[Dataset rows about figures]
-- BEGIN --

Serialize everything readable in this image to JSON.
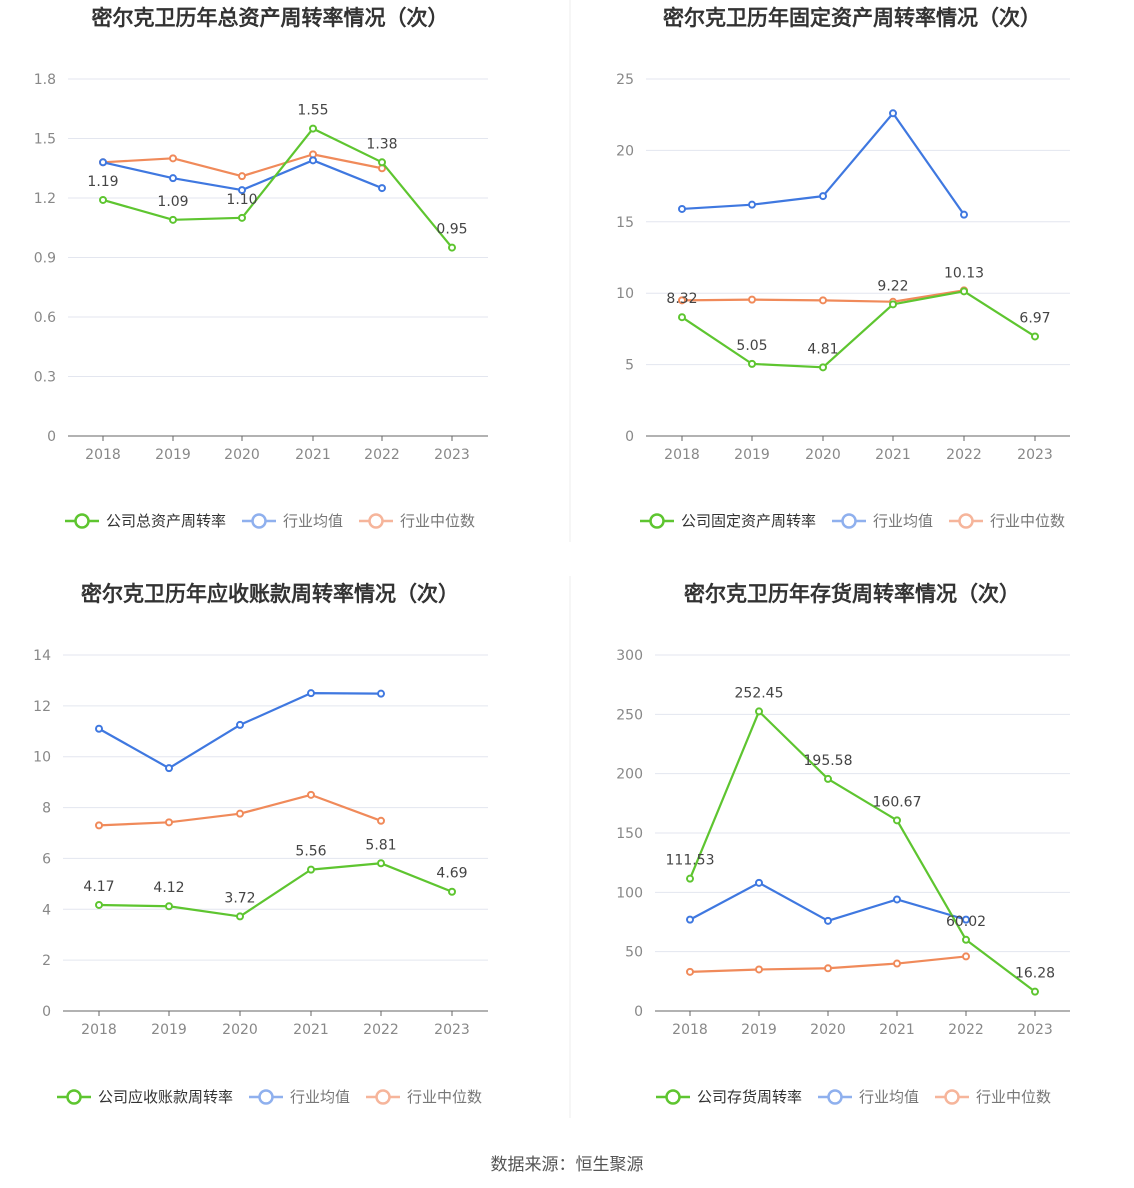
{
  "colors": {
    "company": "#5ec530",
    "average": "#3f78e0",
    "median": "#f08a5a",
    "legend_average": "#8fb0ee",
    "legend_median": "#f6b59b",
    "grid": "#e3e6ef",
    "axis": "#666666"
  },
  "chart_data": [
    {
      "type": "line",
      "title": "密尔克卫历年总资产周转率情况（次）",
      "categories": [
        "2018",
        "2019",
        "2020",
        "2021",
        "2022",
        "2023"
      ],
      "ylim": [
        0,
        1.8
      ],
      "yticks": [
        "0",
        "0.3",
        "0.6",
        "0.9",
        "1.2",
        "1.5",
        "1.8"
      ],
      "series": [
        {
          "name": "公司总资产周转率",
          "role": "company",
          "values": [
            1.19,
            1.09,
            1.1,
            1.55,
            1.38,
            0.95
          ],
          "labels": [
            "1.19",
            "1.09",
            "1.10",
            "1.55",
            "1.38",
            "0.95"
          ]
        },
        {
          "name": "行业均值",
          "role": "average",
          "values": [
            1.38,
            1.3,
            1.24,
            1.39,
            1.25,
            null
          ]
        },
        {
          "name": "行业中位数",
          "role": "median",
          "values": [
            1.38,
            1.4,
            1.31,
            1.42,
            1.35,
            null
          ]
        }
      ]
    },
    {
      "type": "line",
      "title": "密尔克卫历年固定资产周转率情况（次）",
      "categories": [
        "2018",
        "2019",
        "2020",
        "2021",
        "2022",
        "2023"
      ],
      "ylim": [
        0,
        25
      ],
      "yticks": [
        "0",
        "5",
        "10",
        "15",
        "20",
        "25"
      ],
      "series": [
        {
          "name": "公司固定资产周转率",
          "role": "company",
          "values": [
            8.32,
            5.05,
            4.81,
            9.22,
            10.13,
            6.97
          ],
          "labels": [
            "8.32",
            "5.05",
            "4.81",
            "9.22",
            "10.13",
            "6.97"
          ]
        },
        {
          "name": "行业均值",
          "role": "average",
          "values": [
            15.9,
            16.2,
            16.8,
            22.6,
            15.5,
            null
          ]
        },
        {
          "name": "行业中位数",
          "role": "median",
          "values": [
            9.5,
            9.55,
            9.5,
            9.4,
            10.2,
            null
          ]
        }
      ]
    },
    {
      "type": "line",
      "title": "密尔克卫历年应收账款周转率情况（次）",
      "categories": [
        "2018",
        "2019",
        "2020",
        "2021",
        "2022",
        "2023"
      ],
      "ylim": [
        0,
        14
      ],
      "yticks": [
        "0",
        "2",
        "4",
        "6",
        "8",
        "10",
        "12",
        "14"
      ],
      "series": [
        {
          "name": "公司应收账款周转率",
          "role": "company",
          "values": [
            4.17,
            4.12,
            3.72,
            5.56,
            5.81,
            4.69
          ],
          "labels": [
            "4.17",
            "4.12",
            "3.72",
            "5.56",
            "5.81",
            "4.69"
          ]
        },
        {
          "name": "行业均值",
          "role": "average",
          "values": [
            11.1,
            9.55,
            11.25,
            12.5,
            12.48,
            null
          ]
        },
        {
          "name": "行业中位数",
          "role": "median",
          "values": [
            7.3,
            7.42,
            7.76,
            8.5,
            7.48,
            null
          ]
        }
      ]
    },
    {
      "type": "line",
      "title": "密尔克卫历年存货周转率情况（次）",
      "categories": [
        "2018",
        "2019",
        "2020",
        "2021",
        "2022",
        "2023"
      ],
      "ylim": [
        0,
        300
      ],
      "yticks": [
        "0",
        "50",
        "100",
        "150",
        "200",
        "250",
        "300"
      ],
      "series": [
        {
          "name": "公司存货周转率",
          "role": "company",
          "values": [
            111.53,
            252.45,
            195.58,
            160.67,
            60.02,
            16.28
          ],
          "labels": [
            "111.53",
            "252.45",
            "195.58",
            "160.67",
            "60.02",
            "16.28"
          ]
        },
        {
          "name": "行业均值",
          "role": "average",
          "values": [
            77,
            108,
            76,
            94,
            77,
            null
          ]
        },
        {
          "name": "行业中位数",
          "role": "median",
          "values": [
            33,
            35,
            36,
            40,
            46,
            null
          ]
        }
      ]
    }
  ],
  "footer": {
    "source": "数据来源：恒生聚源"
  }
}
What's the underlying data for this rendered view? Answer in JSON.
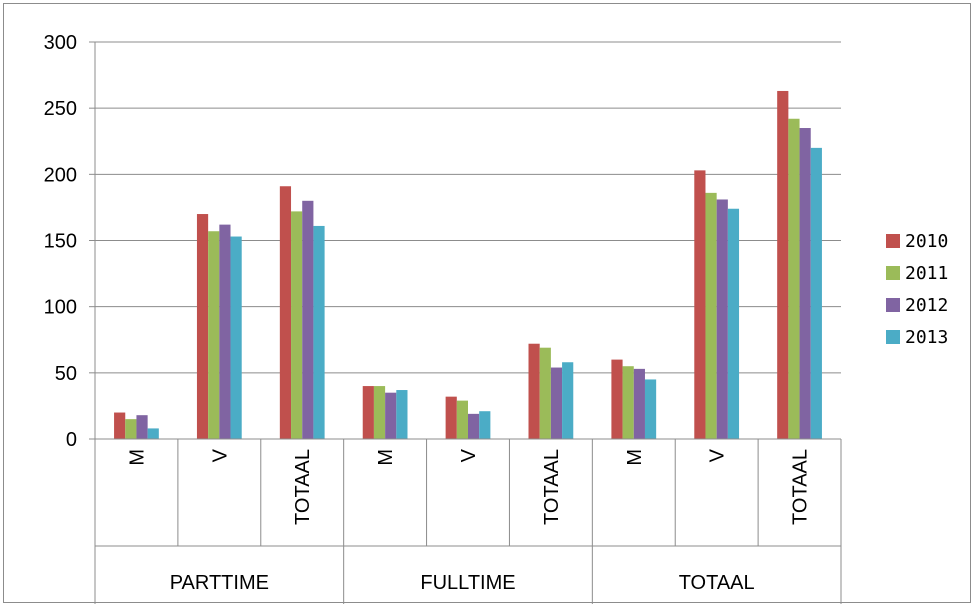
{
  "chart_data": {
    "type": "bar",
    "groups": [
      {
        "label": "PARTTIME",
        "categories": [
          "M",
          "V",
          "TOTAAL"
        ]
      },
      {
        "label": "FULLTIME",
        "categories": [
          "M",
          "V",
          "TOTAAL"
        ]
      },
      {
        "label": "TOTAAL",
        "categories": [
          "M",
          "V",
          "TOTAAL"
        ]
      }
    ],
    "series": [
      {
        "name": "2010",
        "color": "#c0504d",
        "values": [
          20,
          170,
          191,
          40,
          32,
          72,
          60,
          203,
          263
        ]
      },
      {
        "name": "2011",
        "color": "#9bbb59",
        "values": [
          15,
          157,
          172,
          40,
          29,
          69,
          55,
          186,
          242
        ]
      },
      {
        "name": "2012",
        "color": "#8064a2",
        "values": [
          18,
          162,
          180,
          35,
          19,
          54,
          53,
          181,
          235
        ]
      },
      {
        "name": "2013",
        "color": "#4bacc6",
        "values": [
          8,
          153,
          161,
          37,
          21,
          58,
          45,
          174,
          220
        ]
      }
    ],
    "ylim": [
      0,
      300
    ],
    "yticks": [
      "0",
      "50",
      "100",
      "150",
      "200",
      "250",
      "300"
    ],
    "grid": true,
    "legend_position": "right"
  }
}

-- END --
-- BEGIN --

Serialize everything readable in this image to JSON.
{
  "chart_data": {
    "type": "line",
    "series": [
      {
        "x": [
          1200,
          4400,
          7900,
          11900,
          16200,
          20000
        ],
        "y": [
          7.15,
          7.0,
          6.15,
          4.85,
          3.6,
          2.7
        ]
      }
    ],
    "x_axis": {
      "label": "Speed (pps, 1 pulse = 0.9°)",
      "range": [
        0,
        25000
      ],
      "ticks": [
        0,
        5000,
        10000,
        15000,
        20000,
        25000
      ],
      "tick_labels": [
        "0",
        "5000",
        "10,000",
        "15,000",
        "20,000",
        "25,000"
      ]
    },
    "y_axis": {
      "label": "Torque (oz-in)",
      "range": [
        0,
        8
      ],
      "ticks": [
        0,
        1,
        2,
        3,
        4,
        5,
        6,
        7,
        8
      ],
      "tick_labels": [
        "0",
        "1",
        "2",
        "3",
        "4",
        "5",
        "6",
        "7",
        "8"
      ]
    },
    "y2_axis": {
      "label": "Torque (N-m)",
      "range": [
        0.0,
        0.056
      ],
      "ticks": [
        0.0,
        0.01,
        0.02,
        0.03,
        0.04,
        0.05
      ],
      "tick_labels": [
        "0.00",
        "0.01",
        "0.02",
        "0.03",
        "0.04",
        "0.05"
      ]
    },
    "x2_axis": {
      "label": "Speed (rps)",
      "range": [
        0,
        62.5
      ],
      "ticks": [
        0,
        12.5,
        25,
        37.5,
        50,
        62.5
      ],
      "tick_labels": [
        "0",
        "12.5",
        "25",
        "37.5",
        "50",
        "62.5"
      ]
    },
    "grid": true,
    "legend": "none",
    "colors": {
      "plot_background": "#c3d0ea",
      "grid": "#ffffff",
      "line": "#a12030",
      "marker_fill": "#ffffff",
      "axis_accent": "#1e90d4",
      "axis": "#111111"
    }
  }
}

-- END --

Out of the preceding entries, pull every line containing the string "grid".

* EXERCISE RESULT *
    "grid": "#e3e6ef",
    "grid": true,
    "grid": true,
      "grid": "#ffffff",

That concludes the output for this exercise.